REQUEST: Transcribe exactly the entries from the "Serialize everything readable" line to the end, both included, minus pictures.

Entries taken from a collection
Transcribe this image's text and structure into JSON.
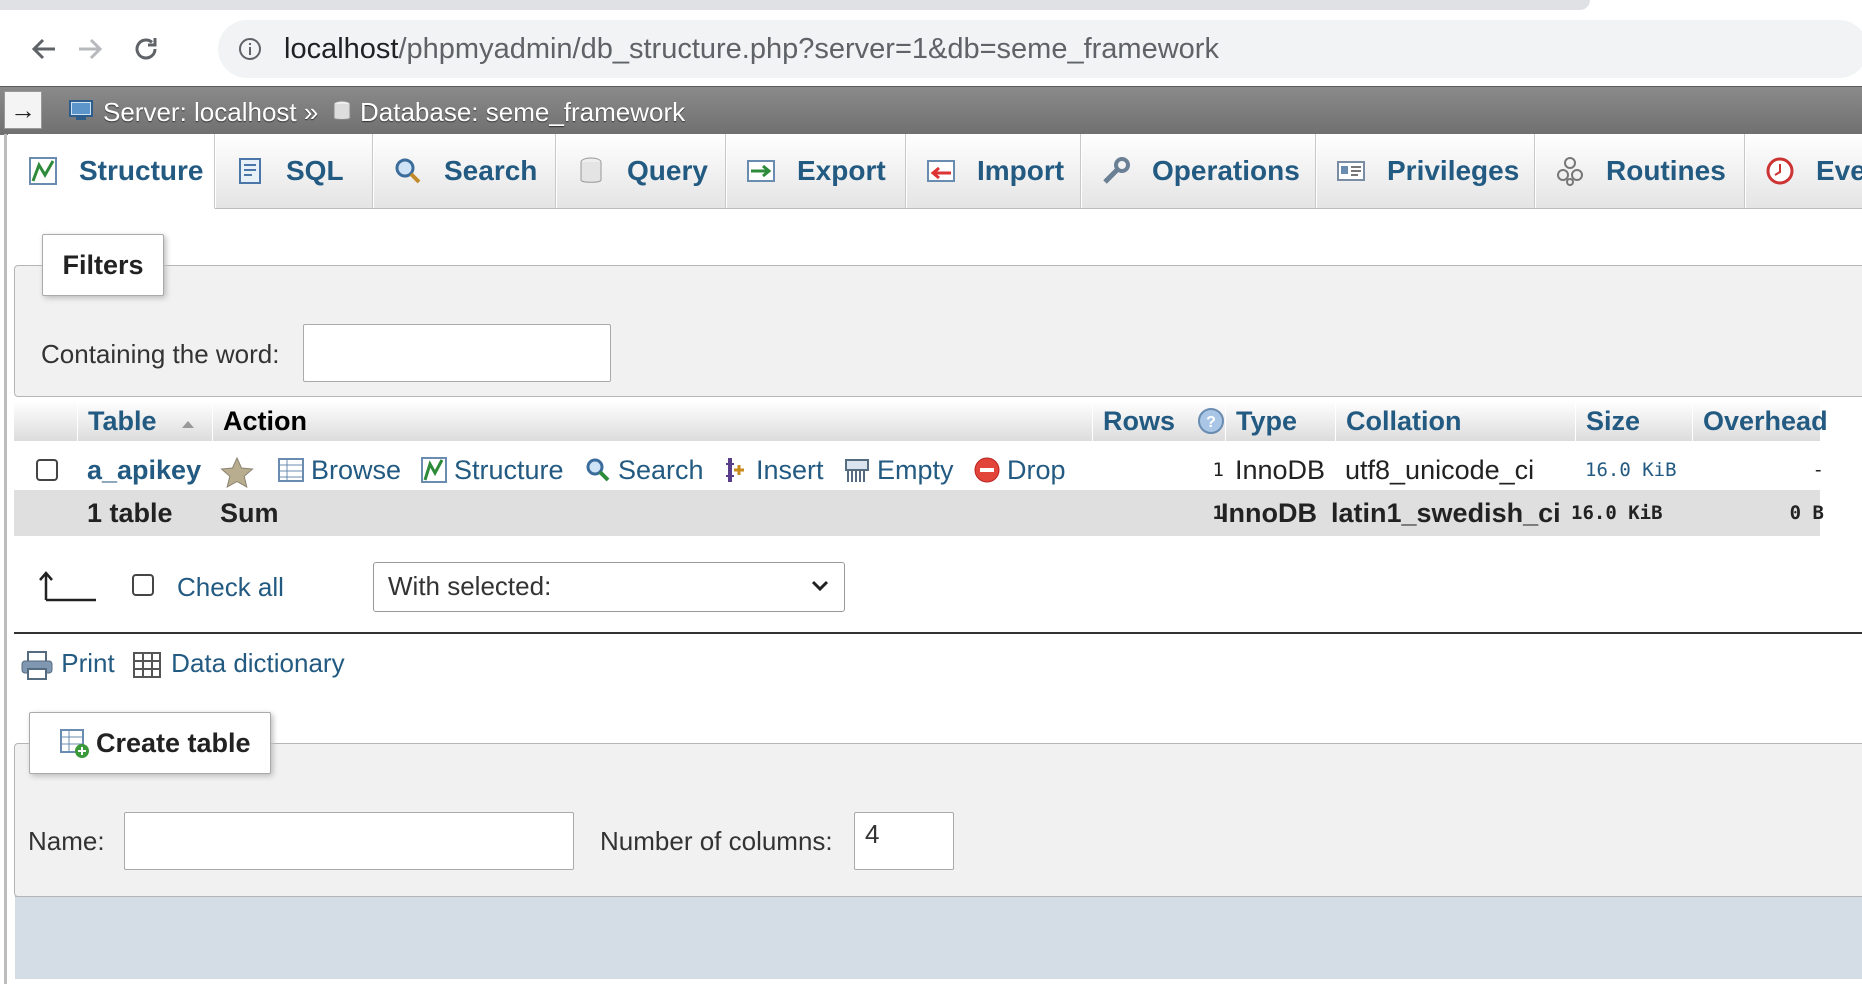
{
  "browser": {
    "url_host": "localhost",
    "url_path": "/phpmyadmin/db_structure.php?server=1&db=seme_framework"
  },
  "breadcrumb": {
    "server": "Server: localhost",
    "separator": "»",
    "database": "Database: seme_framework"
  },
  "tabs": [
    {
      "label": "Structure",
      "icon": "structure-icon",
      "active": true
    },
    {
      "label": "SQL",
      "icon": "sql-icon"
    },
    {
      "label": "Search",
      "icon": "search-icon"
    },
    {
      "label": "Query",
      "icon": "query-icon"
    },
    {
      "label": "Export",
      "icon": "export-icon"
    },
    {
      "label": "Import",
      "icon": "import-icon"
    },
    {
      "label": "Operations",
      "icon": "wrench-icon"
    },
    {
      "label": "Privileges",
      "icon": "privileges-icon"
    },
    {
      "label": "Routines",
      "icon": "routines-icon"
    },
    {
      "label": "Eve",
      "icon": "events-icon"
    }
  ],
  "filters": {
    "legend": "Filters",
    "containing_label": "Containing the word:",
    "containing_value": ""
  },
  "table": {
    "headers": {
      "table": "Table",
      "action": "Action",
      "rows": "Rows",
      "type": "Type",
      "collation": "Collation",
      "size": "Size",
      "overhead": "Overhead"
    },
    "rows": [
      {
        "name": "a_apikey",
        "actions": [
          "Browse",
          "Structure",
          "Search",
          "Insert",
          "Empty",
          "Drop"
        ],
        "rows": "1",
        "type": "InnoDB",
        "collation": "utf8_unicode_ci",
        "size": "16.0 KiB",
        "overhead": "-"
      }
    ],
    "summary": {
      "name": "1 table",
      "action": "Sum",
      "rows": "1",
      "type": "InnoDB",
      "collation": "latin1_swedish_ci",
      "size": "16.0 KiB",
      "overhead": "0 B"
    }
  },
  "bulk": {
    "check_all": "Check all",
    "with_selected": "With selected:"
  },
  "footer_links": {
    "print": "Print",
    "data_dictionary": "Data dictionary"
  },
  "create_table": {
    "legend": "Create table",
    "name_label": "Name:",
    "name_value": "",
    "columns_label": "Number of columns:",
    "columns_value": "4"
  }
}
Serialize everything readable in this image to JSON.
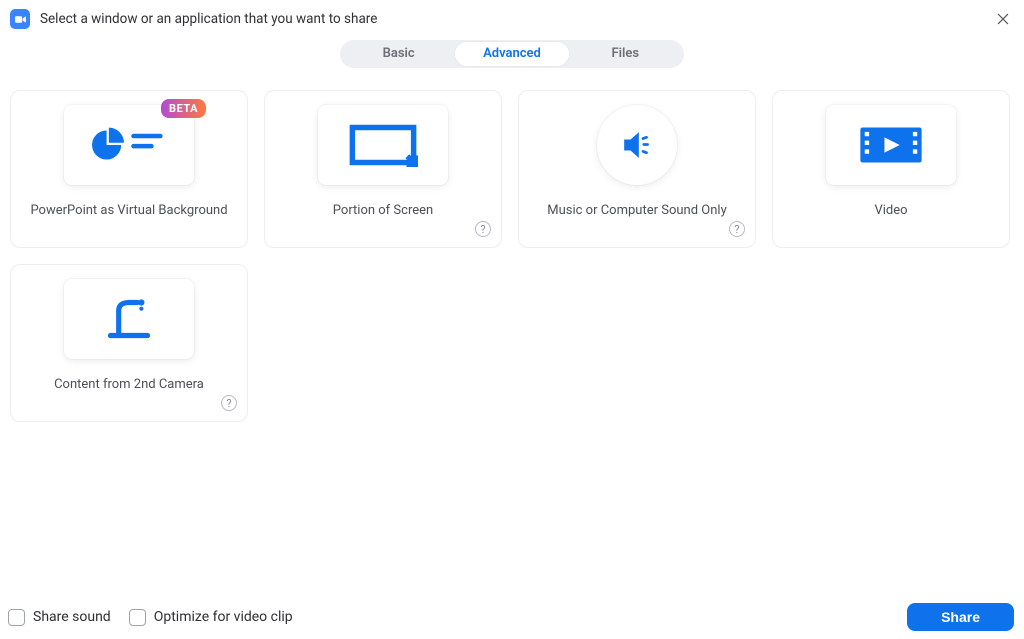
{
  "header": {
    "title": "Select a window or an application that you want to share"
  },
  "tabs": {
    "basic": "Basic",
    "advanced": "Advanced",
    "files": "Files",
    "active": "advanced"
  },
  "options": {
    "ppt_virtual_bg": {
      "label": "PowerPoint as Virtual Background",
      "badge": "BETA"
    },
    "portion_of_screen": {
      "label": "Portion of Screen"
    },
    "computer_sound": {
      "label": "Music or Computer Sound Only"
    },
    "video": {
      "label": "Video"
    },
    "second_camera": {
      "label": "Content from 2nd Camera"
    }
  },
  "footer": {
    "share_sound": "Share sound",
    "optimize_clip": "Optimize for video clip",
    "share_button": "Share"
  },
  "colors": {
    "accent": "#0e72ed"
  }
}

TASK RESPONSE:
Serialize everything readable in this image to JSON.
{
  "header": {
    "title": "Select a window or an application that you want to share"
  },
  "tabs": {
    "basic": "Basic",
    "advanced": "Advanced",
    "files": "Files",
    "active": "advanced"
  },
  "options": {
    "ppt_virtual_bg": {
      "label": "PowerPoint as Virtual Background",
      "badge": "BETA"
    },
    "portion_of_screen": {
      "label": "Portion of Screen"
    },
    "computer_sound": {
      "label": "Music or Computer Sound Only"
    },
    "video": {
      "label": "Video"
    },
    "second_camera": {
      "label": "Content from 2nd Camera"
    }
  },
  "footer": {
    "share_sound": "Share sound",
    "optimize_clip": "Optimize for video clip",
    "share_button": "Share"
  },
  "colors": {
    "accent": "#0e72ed"
  }
}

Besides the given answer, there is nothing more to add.